BRIEF: Write every record out again exactly as given.

[Dataset listings of figures]
━━━━━━━━━━━━━━━━

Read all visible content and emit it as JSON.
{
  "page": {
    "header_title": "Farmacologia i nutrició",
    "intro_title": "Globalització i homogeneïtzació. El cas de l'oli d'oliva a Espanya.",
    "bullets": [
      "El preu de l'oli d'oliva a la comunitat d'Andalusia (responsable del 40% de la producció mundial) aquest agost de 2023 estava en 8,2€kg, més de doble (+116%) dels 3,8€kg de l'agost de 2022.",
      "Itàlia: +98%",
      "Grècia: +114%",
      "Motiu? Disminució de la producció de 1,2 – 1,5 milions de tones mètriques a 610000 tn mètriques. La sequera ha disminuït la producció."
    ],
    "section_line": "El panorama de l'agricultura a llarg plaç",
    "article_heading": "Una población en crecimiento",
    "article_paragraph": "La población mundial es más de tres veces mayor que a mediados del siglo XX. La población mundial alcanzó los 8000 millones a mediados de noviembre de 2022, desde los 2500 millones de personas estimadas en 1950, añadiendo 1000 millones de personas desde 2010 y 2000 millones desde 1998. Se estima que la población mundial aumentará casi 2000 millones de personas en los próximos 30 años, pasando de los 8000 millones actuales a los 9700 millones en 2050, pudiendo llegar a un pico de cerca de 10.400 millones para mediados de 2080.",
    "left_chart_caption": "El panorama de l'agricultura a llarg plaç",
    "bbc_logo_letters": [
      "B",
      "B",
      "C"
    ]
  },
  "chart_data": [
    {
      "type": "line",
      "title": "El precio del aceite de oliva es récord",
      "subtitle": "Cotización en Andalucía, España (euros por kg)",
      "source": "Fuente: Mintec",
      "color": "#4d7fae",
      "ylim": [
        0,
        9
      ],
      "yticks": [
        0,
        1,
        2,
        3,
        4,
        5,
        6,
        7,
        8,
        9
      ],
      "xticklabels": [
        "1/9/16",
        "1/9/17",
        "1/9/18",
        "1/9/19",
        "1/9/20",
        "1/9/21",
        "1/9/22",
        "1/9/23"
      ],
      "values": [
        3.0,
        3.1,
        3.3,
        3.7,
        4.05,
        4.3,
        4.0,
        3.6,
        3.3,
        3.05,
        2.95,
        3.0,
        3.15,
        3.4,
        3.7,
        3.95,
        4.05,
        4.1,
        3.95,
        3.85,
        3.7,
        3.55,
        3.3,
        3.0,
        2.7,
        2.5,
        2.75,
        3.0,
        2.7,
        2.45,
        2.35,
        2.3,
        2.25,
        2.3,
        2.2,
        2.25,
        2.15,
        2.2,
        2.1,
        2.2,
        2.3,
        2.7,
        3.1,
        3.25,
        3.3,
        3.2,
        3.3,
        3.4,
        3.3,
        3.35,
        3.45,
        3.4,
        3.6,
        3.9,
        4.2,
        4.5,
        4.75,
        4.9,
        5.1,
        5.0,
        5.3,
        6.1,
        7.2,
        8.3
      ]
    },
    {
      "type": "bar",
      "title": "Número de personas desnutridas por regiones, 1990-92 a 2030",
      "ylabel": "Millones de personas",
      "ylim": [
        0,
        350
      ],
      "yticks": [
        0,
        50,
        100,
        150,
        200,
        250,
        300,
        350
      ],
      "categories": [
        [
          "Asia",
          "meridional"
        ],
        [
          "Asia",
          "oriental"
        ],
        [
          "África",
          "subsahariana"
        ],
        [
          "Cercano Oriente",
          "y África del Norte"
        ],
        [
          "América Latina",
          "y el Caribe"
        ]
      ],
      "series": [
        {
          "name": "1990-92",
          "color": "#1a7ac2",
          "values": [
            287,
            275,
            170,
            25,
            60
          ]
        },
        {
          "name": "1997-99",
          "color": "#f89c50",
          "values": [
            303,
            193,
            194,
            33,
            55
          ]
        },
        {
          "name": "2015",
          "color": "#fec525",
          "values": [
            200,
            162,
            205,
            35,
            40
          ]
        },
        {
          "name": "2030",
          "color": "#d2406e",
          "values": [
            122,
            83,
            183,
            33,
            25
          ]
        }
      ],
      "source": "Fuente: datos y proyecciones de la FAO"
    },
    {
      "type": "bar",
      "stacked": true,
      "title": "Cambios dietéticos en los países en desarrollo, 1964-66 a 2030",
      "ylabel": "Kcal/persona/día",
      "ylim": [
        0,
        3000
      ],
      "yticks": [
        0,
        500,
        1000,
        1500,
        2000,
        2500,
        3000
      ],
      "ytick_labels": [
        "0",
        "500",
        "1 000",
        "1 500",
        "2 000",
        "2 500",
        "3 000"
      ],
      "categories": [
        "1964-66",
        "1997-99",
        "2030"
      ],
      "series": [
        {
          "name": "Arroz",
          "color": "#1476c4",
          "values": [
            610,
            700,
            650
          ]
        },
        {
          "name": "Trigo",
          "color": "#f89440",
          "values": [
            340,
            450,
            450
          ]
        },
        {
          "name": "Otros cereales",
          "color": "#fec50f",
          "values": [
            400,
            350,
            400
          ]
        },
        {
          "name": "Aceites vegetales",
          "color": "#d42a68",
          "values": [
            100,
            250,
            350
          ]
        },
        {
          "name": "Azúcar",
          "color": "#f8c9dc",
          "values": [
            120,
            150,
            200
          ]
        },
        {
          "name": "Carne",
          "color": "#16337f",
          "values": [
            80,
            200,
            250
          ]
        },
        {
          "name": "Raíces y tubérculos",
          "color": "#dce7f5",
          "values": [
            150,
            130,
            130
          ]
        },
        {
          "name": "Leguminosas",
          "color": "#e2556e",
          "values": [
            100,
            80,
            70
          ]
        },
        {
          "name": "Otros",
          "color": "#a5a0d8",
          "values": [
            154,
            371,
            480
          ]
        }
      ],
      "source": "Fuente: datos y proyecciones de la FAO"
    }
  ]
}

━━━━━━━━━━━━━━━━

ANSWER TO THIS PROBLEM:
Read all visible content and emit it as JSON.
{
  "page": {
    "header_title": "Farmacologia i nutrició",
    "intro_title": "Globalització i homogeneïtzació. El cas de l'oli d'oliva a Espanya.",
    "bullets": [
      "El preu de l'oli d'oliva a la comunitat d'Andalusia (responsable del 40% de la producció mundial) aquest agost de 2023 estava en 8,2€kg, més de doble (+116%) dels 3,8€kg de l'agost de 2022.",
      "Itàlia: +98%",
      "Grècia: +114%",
      "Motiu? Disminució de la producció de 1,2 – 1,5 milions de tones mètriques a 610000 tn mètriques. La sequera ha disminuït la producció."
    ],
    "section_line": "El panorama de l'agricultura a llarg plaç",
    "article_heading": "Una población en crecimiento",
    "article_paragraph": "La población mundial es más de tres veces mayor que a mediados del siglo XX. La población mundial alcanzó los 8000 millones a mediados de noviembre de 2022, desde los 2500 millones de personas estimadas en 1950, añadiendo 1000 millones de personas desde 2010 y 2000 millones desde 1998. Se estima que la población mundial aumentará casi 2000 millones de personas en los próximos 30 años, pasando de los 8000 millones actuales a los 9700 millones en 2050, pudiendo llegar a un pico de cerca de 10.400 millones para mediados de 2080.",
    "left_chart_caption": "El panorama de l'agricultura a llarg plaç",
    "bbc_logo_letters": [
      "B",
      "B",
      "C"
    ]
  },
  "chart_data": [
    {
      "type": "line",
      "title": "El precio del aceite de oliva es récord",
      "subtitle": "Cotización en Andalucía, España (euros por kg)",
      "source": "Fuente: Mintec",
      "color": "#4d7fae",
      "ylim": [
        0,
        9
      ],
      "yticks": [
        0,
        1,
        2,
        3,
        4,
        5,
        6,
        7,
        8,
        9
      ],
      "xticklabels": [
        "1/9/16",
        "1/9/17",
        "1/9/18",
        "1/9/19",
        "1/9/20",
        "1/9/21",
        "1/9/22",
        "1/9/23"
      ],
      "values": [
        3.0,
        3.1,
        3.3,
        3.7,
        4.05,
        4.3,
        4.0,
        3.6,
        3.3,
        3.05,
        2.95,
        3.0,
        3.15,
        3.4,
        3.7,
        3.95,
        4.05,
        4.1,
        3.95,
        3.85,
        3.7,
        3.55,
        3.3,
        3.0,
        2.7,
        2.5,
        2.75,
        3.0,
        2.7,
        2.45,
        2.35,
        2.3,
        2.25,
        2.3,
        2.2,
        2.25,
        2.15,
        2.2,
        2.1,
        2.2,
        2.3,
        2.7,
        3.1,
        3.25,
        3.3,
        3.2,
        3.3,
        3.4,
        3.3,
        3.35,
        3.45,
        3.4,
        3.6,
        3.9,
        4.2,
        4.5,
        4.75,
        4.9,
        5.1,
        5.0,
        5.3,
        6.1,
        7.2,
        8.3
      ]
    },
    {
      "type": "bar",
      "title": "Número de personas desnutridas por regiones, 1990-92 a 2030",
      "ylabel": "Millones de personas",
      "ylim": [
        0,
        350
      ],
      "yticks": [
        0,
        50,
        100,
        150,
        200,
        250,
        300,
        350
      ],
      "categories": [
        [
          "Asia",
          "meridional"
        ],
        [
          "Asia",
          "oriental"
        ],
        [
          "África",
          "subsahariana"
        ],
        [
          "Cercano Oriente",
          "y África del Norte"
        ],
        [
          "América Latina",
          "y el Caribe"
        ]
      ],
      "series": [
        {
          "name": "1990-92",
          "color": "#1a7ac2",
          "values": [
            287,
            275,
            170,
            25,
            60
          ]
        },
        {
          "name": "1997-99",
          "color": "#f89c50",
          "values": [
            303,
            193,
            194,
            33,
            55
          ]
        },
        {
          "name": "2015",
          "color": "#fec525",
          "values": [
            200,
            162,
            205,
            35,
            40
          ]
        },
        {
          "name": "2030",
          "color": "#d2406e",
          "values": [
            122,
            83,
            183,
            33,
            25
          ]
        }
      ],
      "source": "Fuente: datos y proyecciones de la FAO"
    },
    {
      "type": "bar",
      "stacked": true,
      "title": "Cambios dietéticos en los países en desarrollo, 1964-66 a 2030",
      "ylabel": "Kcal/persona/día",
      "ylim": [
        0,
        3000
      ],
      "yticks": [
        0,
        500,
        1000,
        1500,
        2000,
        2500,
        3000
      ],
      "ytick_labels": [
        "0",
        "500",
        "1 000",
        "1 500",
        "2 000",
        "2 500",
        "3 000"
      ],
      "categories": [
        "1964-66",
        "1997-99",
        "2030"
      ],
      "series": [
        {
          "name": "Arroz",
          "color": "#1476c4",
          "values": [
            610,
            700,
            650
          ]
        },
        {
          "name": "Trigo",
          "color": "#f89440",
          "values": [
            340,
            450,
            450
          ]
        },
        {
          "name": "Otros cereales",
          "color": "#fec50f",
          "values": [
            400,
            350,
            400
          ]
        },
        {
          "name": "Aceites vegetales",
          "color": "#d42a68",
          "values": [
            100,
            250,
            350
          ]
        },
        {
          "name": "Azúcar",
          "color": "#f8c9dc",
          "values": [
            120,
            150,
            200
          ]
        },
        {
          "name": "Carne",
          "color": "#16337f",
          "values": [
            80,
            200,
            250
          ]
        },
        {
          "name": "Raíces y tubérculos",
          "color": "#dce7f5",
          "values": [
            150,
            130,
            130
          ]
        },
        {
          "name": "Leguminosas",
          "color": "#e2556e",
          "values": [
            100,
            80,
            70
          ]
        },
        {
          "name": "Otros",
          "color": "#a5a0d8",
          "values": [
            154,
            371,
            480
          ]
        }
      ],
      "source": "Fuente: datos y proyecciones de la FAO"
    }
  ]
}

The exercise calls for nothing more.